# Baseball Data Pipelines

This file goes through an analytical pipeline of the Statcast baseball data collected from the website www.baseballsavant.com. This file will detail a baseline performance using two methods: Logistic Regression and Decision Tree. These two models are specifically chosen for tow main reasons: first is that they serve the role of "traditional models", and second is that they are, to an extent, interpretable. These two models, Logistic Regression and Decision Trees, will serve as a baseline in terms of performance and interpretability. The ultimate goal of this analytical project is utilize newer, more advanced modeling methods and extract knowledge with interpretation techniques. Thus, a benchmark needs to be established, both in terms of performance metrics (Accuracy, AUC, etc.) and interpretation power, such as coefficients and tree structure, to conclude that the proposed models and interpretation techniques do provide significant advantages over such traditional methods.

As such, the following will outline the process of this notebook. The main goals include: 
- Establish performance metrics for both models on raw data.

◇ ◇ ◇ ◇

> **Exercise instructions**
1. Answer these from the pipeline text:
(a) Which website was the Statcast data collected from?
(b) Which two modeling methods establish the baseline?
(c) Which performance metrics are named as examples for the benchmark?
2. Copy from the pipeline text the part that opens with the words containing "As such, the" and closes with "on raw data.".
Answer using only the pipeline text.

> **Data segment**
◇ ◇ ◇ ◇

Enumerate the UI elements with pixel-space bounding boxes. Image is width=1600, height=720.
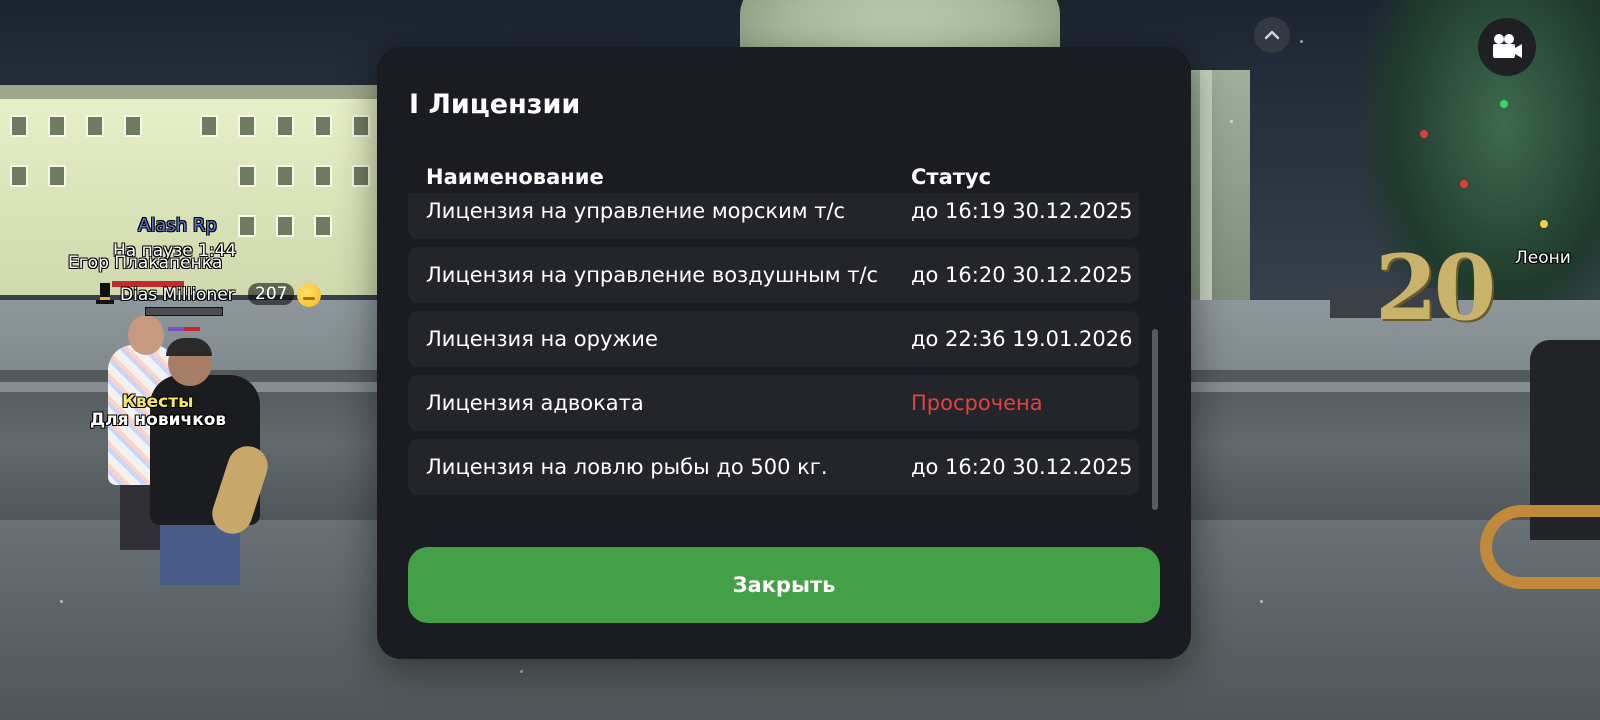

◇ ◇ ◇ ◇

> **Answers by task**
1.
(a) www.baseballsavant.com
(b) Logistic Regression and Decision Tree
(c) Accuracy and AUC

2.
As such, the following will outline the process of this notebook. The main goals include: 
- Establish performance metrics for both models on raw data.